Will you extract the entries word for word? Images should not appear in the copy.

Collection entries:

* * *

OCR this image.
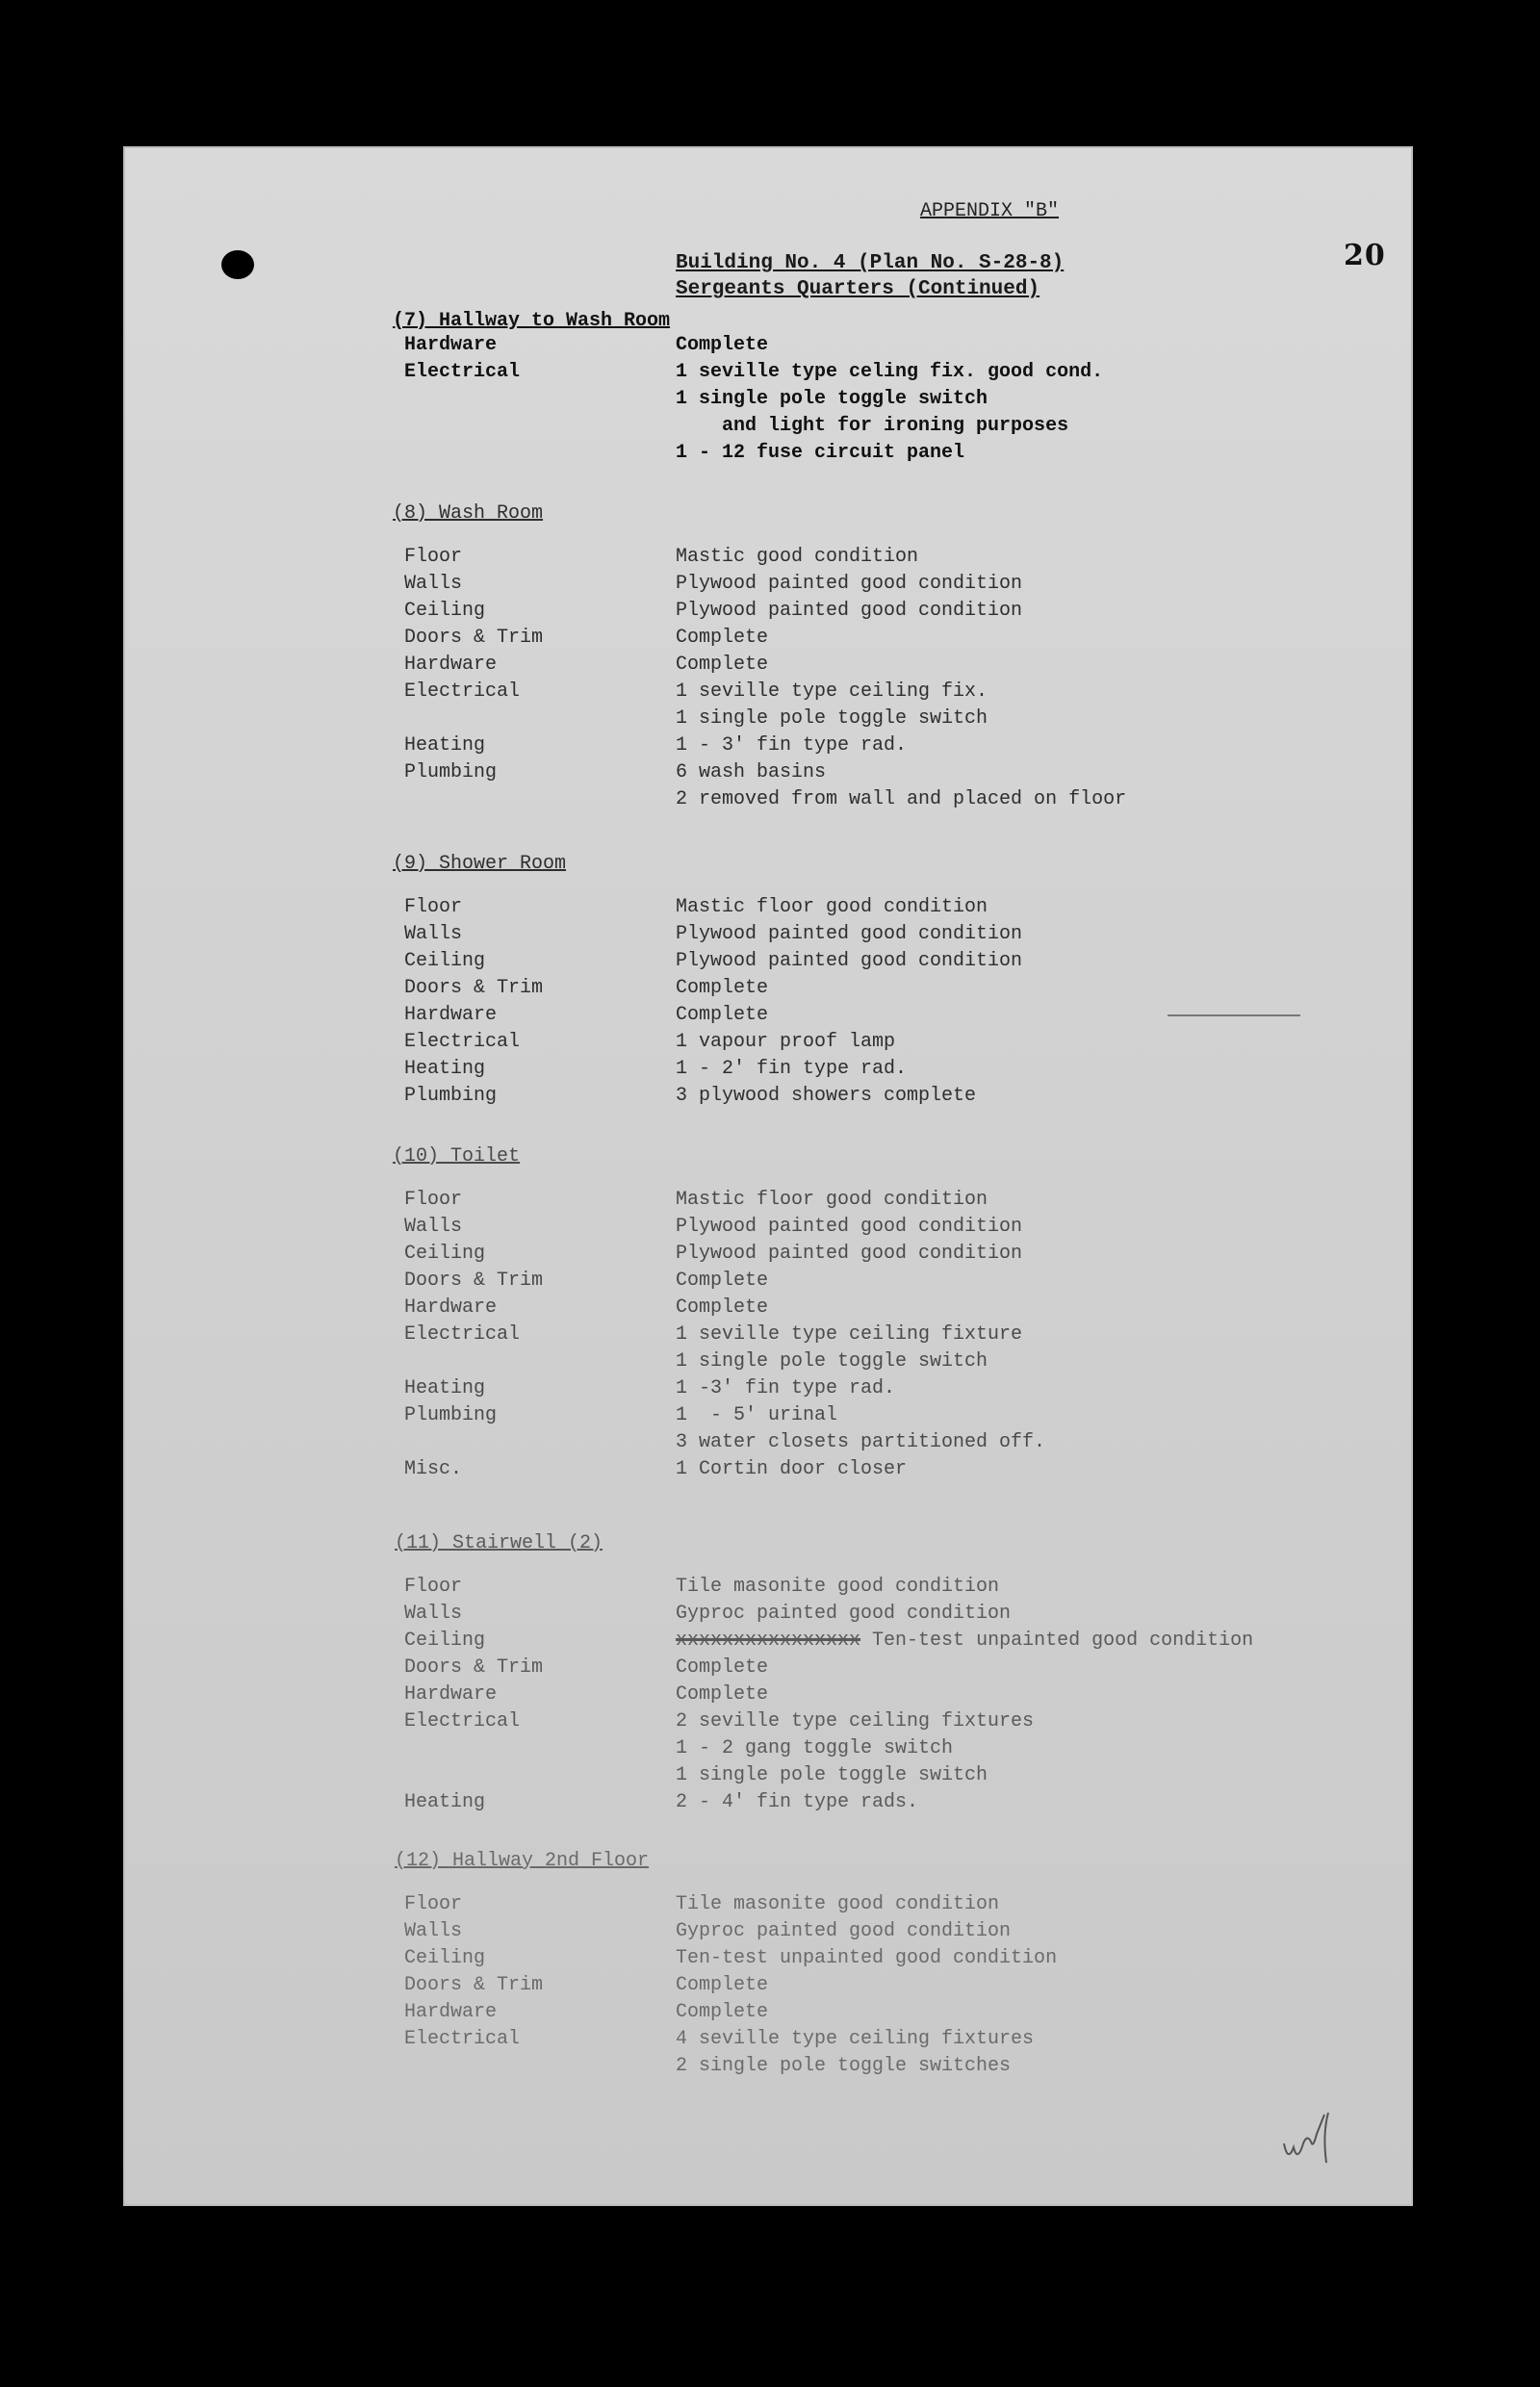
APPENDIX "B"
20
Building No. 4 (Plan No. S-28-8)
Sergeants Quarters (Continued)
(7) Hallway to Wash Room
Hardware	Complete
Electrical	1 seville type celing fix. good cond.
1 single pole toggle switch
and light for ironing purposes
1 - 12 fuse circuit panel
(8) Wash Room
Floor	Mastic good condition
Walls	Plywood painted good condition
Ceiling	Plywood painted good condition
Doors & Trim	Complete
Hardware	Complete
Electrical	1 seville type ceiling fix.
1 single pole toggle switch
Heating	1 - 3' fin type rad.
Plumbing	6 wash basins
2 removed from wall and placed on floor
(9) Shower Room
Floor	Mastic floor good condition
Walls	Plywood painted good condition
Ceiling	Plywood painted good condition
Doors & Trim	Complete
Hardware	Complete
Electrical	1 vapour proof lamp
Heating	1 - 2' fin type rad.
Plumbing	3 plywood showers complete
(10) Toilet
Floor	Mastic floor good condition
Walls	Plywood painted good condition
Ceiling	Plywood painted good condition
Doors & Trim	Complete
Hardware	Complete
Electrical	1 seville type ceiling fixture
1 single pole toggle switch
Heating	1 -3' fin type rad.
Plumbing	1  - 5' urinal
3 water closets partitioned off.
Misc.	1 Cortin door closer
(11) Stairwell (2)
Floor	Tile masonite good condition
Walls	Gyproc painted good condition
Ceiling	xxxxxxxxxxxxxxxx Ten-test unpainted good condition
Doors & Trim	Complete
Hardware	Complete
Electrical	2 seville type ceiling fixtures
1 - 2 gang toggle switch
1 single pole toggle switch
Heating	2 - 4' fin type rads.
(12) Hallway 2nd Floor
Floor	Tile masonite good condition
Walls	Gyproc painted good condition
Ceiling	Ten-test unpainted good condition
Doors & Trim	Complete
Hardware	Complete
Electrical	4 seville type ceiling fixtures
2 single pole toggle switches
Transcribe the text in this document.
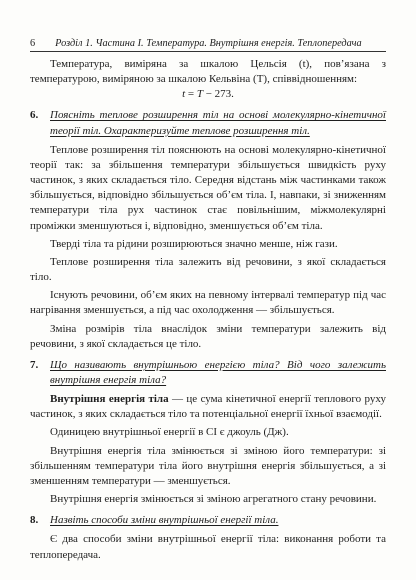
6 Розділ 1. Частина І. Температура. Внутрішня енергія. Теплопередача

Температура, виміряна за шкалою Цельсія (t), пов’язана з температурою, виміряною за шкалою Кельвіна (T), співвідношенням:

t = T − 273.

6.	Поясніть теплове розширення тіл на основі молекулярно-кінетичної теорії тіл. Охарактеризуйте теплове розширення тіл.

Теплове розширення тіл пояснюють на основі молекулярно-кінетичної теорії так: за збільшення температури збільшується швидкість руху частинок, з яких складається тіло. Середня відстань між частинками також збільшується, відповідно збільшується об’єм тіла. І, навпаки, зі зниженням температури тіла рух частинок стає повільнішим, міжмолекулярні проміжки зменшуються і, відповідно, зменшується об’єм тіла.

Тверді тіла та рідини розширюються значно менше, ніж гази.

Теплове розширення тіла залежить від речовини, з якої складається тіло.

Існують речовини, об’єм яких на певному інтервалі температур під час нагрівання зменшується, а під час охолодження — збільшується.

Зміна розмірів тіла внаслідок зміни температури залежить від речовини, з якої складається це тіло.

7.	Що називають внутрішньою енергією тіла? Від чого залежить внутрішня енергія тіла?

Внутрішня енергія тіла — це сума кінетичної енергії теплового руху частинок, з яких складається тіло та потенціальної енергії їхньої взаємодії.

Одиницею внутрішньої енергії в СІ є джоуль (Дж).

Внутрішня енергія тіла змінюється зі зміною його температури: зі збільшенням температури тіла його внутрішня енергія збільшується, а зі зменшенням температури — зменшується.

Внутрішня енергія змінюється зі зміною агрегатного стану речовини.

8.	Назвіть способи зміни внутрішньої енергії тіла.

Є два способи зміни внутрішньої енергії тіла: виконання роботи та теплопередача.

* * *

# Complete answer:
OCR this image.
APPENDIX "B"
20
Building No. 4 (Plan No. S-28-8)
Sergeants Quarters (Continued)
(7) Hallway to Wash Room
Hardware	Complete
Electrical	1 seville type celing fix. good cond.
1 single pole toggle switch
and light for ironing purposes
1 - 12 fuse circuit panel
(8) Wash Room
Floor	Mastic good condition
Walls	Plywood painted good condition
Ceiling	Plywood painted good condition
Doors & Trim	Complete
Hardware	Complete
Electrical	1 seville type ceiling fix.
1 single pole toggle switch
Heating	1 - 3' fin type rad.
Plumbing	6 wash basins
2 removed from wall and placed on floor
(9) Shower Room
Floor	Mastic floor good condition
Walls	Plywood painted good condition
Ceiling	Plywood painted good condition
Doors & Trim	Complete
Hardware	Complete
Electrical	1 vapour proof lamp
Heating	1 - 2' fin type rad.
Plumbing	3 plywood showers complete
(10) Toilet
Floor	Mastic floor good condition
Walls	Plywood painted good condition
Ceiling	Plywood painted good condition
Doors & Trim	Complete
Hardware	Complete
Electrical	1 seville type ceiling fixture
1 single pole toggle switch
Heating	1 -3' fin type rad.
Plumbing	1  - 5' urinal
3 water closets partitioned off.
Misc.	1 Cortin door closer
(11) Stairwell (2)
Floor	Tile masonite good condition
Walls	Gyproc painted good condition
Ceiling	xxxxxxxxxxxxxxxx Ten-test unpainted good condition
Doors & Trim	Complete
Hardware	Complete
Electrical	2 seville type ceiling fixtures
1 - 2 gang toggle switch
1 single pole toggle switch
Heating	2 - 4' fin type rads.
(12) Hallway 2nd Floor
Floor	Tile masonite good condition
Walls	Gyproc painted good condition
Ceiling	Ten-test unpainted good condition
Doors & Trim	Complete
Hardware	Complete
Electrical	4 seville type ceiling fixtures
2 single pole toggle switches
Transcribe the text in this document.
6 Розділ 1. Частина І. Температура. Внутрішня енергія. Теплопередача

Температура, виміряна за шкалою Цельсія (t), пов’язана з температурою, виміряною за шкалою Кельвіна (T), співвідношенням:

t = T − 273.

6.	Поясніть теплове розширення тіл на основі молекулярно-кінетичної теорії тіл. Охарактеризуйте теплове розширення тіл.

Теплове розширення тіл пояснюють на основі молекулярно-кінетичної теорії так: за збільшення температури збільшується швидкість руху частинок, з яких складається тіло. Середня відстань між частинками також збільшується, відповідно збільшується об’єм тіла. І, навпаки, зі зниженням температури тіла рух частинок стає повільнішим, міжмолекулярні проміжки зменшуються і, відповідно, зменшується об’єм тіла.

Тверді тіла та рідини розширюються значно менше, ніж гази.

Теплове розширення тіла залежить від речовини, з якої складається тіло.

Існують речовини, об’єм яких на певному інтервалі температур під час нагрівання зменшується, а під час охолодження — збільшується.

Зміна розмірів тіла внаслідок зміни температури залежить від речовини, з якої складається це тіло.

7.	Що називають внутрішньою енергією тіла? Від чого залежить внутрішня енергія тіла?

Внутрішня енергія тіла — це сума кінетичної енергії теплового руху частинок, з яких складається тіло та потенціальної енергії їхньої взаємодії.

Одиницею внутрішньої енергії в СІ є джоуль (Дж).

Внутрішня енергія тіла змінюється зі зміною його температури: зі збільшенням температури тіла його внутрішня енергія збільшується, а зі зменшенням температури — зменшується.

Внутрішня енергія змінюється зі зміною агрегатного стану речовини.

8.	Назвіть способи зміни внутрішньої енергії тіла.

Є два способи зміни внутрішньої енергії тіла: виконання роботи та теплопередача.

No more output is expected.